Or at the very least, at the price we're talking here, companies should be hiring a trainer who knows the product well, who can actually teach people and answer questions. not go through this, go through that, clicking that: half the things are not useful to their particular problems and shouldn't be taught at all to this group.
Actually I get interrupted by a tour or popup when using a "point solution" all the time.
Right. It's self-indulgence by product managers and/or designers who think users are as interested in the software as they are.
Worse yet, sometimes these tours seem to be a band-aid for an unintuitive UX. If usability was the priority, I'd discover new features on my own.
I was looking for something to use for documentation recently.
Every dang tour wanted to show me their endless litany of features, often leaning into enterprise stuff. So much so that it didn't involve a chance to actually use the tool for what I wanted.
I just wanted to try documenting something and seeing how fast and easy it was but every form of a tour wanted to side track me.
I get irritated by Zoom saying I need to update right when I open the app and want to join a call. Or even worse, sometimes I'll have had the app open (checking video and sound) and it won't notify about a required update until I actually go to join a call.

▶ **Records supplied**:
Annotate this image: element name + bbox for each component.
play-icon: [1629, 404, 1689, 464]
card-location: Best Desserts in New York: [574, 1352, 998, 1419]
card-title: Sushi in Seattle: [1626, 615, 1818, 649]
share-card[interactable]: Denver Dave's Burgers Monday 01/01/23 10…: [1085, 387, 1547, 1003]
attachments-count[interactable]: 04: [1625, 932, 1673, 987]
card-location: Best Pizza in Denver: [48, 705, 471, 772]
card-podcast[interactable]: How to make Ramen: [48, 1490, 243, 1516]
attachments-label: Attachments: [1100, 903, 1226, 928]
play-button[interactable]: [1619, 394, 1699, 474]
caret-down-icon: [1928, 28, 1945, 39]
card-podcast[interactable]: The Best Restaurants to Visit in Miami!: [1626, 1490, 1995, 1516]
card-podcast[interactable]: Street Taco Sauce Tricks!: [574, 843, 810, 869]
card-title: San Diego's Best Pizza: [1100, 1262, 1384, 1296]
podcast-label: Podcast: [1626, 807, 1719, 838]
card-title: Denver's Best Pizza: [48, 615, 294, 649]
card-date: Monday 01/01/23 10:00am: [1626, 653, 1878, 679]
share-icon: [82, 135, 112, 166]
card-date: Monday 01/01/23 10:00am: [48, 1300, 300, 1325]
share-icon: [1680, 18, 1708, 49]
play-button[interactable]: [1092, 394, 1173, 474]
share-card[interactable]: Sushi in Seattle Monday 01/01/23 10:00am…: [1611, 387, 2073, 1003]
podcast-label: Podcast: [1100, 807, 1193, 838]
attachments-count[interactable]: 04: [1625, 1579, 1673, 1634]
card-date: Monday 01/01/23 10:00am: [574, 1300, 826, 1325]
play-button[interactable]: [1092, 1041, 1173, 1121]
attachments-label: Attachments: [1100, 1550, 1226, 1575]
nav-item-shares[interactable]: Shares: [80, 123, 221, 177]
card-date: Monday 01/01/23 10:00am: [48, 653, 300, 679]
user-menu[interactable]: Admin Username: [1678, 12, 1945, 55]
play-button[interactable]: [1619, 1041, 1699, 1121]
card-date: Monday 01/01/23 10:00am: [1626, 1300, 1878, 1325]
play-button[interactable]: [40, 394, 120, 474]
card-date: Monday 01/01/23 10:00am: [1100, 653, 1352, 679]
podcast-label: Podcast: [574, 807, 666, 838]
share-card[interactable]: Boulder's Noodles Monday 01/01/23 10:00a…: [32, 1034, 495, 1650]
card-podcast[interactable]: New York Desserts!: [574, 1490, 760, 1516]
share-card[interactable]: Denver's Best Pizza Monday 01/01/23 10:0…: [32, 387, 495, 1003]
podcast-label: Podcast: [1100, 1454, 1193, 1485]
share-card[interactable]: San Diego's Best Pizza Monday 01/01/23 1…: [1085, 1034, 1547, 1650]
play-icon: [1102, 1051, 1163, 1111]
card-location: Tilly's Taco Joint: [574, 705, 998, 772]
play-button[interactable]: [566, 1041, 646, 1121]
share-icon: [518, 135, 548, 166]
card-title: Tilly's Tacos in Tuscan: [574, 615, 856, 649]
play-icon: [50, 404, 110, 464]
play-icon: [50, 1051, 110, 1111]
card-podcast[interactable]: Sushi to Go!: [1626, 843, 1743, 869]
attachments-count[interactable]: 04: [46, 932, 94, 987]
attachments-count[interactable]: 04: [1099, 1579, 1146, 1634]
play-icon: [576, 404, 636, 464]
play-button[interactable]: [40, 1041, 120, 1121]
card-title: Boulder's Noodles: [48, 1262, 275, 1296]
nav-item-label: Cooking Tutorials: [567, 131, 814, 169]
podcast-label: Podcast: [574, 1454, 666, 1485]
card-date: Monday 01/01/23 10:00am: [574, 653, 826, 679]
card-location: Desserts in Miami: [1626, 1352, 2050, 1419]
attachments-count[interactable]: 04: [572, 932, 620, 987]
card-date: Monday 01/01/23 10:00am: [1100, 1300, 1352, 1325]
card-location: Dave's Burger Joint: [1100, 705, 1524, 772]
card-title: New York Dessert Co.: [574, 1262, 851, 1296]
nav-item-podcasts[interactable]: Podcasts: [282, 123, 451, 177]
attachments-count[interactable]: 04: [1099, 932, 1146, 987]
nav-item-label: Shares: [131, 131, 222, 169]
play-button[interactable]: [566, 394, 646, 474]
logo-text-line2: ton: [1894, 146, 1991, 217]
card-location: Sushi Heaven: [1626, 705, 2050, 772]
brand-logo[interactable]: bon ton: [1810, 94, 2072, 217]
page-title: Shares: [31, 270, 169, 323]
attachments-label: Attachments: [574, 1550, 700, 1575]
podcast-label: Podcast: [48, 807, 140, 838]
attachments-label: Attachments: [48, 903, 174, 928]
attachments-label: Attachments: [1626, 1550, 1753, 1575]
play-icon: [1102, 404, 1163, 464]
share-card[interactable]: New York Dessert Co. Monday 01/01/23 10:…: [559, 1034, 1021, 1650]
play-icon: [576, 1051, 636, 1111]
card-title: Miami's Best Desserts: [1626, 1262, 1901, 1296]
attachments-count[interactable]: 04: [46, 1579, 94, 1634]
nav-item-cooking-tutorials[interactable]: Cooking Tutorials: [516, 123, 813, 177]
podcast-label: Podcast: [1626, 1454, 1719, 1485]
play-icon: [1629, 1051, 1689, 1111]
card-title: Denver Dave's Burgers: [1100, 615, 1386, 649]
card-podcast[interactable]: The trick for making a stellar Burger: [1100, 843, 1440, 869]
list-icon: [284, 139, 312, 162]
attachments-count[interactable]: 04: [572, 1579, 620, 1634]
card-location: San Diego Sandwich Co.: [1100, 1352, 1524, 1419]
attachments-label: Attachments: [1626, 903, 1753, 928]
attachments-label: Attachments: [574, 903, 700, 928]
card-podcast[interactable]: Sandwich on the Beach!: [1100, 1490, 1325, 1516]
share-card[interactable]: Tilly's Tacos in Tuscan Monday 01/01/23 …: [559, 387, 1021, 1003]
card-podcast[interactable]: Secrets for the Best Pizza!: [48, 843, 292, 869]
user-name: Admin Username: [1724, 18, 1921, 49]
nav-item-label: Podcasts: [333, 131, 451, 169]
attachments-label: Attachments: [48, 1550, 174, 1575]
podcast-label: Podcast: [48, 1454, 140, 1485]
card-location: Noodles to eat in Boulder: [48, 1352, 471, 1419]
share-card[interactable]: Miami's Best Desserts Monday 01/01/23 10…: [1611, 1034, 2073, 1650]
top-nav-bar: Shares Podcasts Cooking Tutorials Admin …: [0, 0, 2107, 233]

▶ **What is expected**: Decide whether each statement agrees with the comments on product tours, answering yes or no and quoting the words of the comments that settle it. 1. One commenter says tours can be a band-aid for an unintuitive UX. 2. The tours for documentation tools let the commenter use the tool for what they wanted. 3. Zoom gives notice of a required update while the app is open for checking video and sound.

▶ **Complete output**:
1. Yes: "sometimes these tours seem to be a band-aid for an unintuitive UX"
2. No: "it didn't involve a chance to actually use the tool for what I wanted."
3. No: "it won't notify about a required update until I actually go to join a call."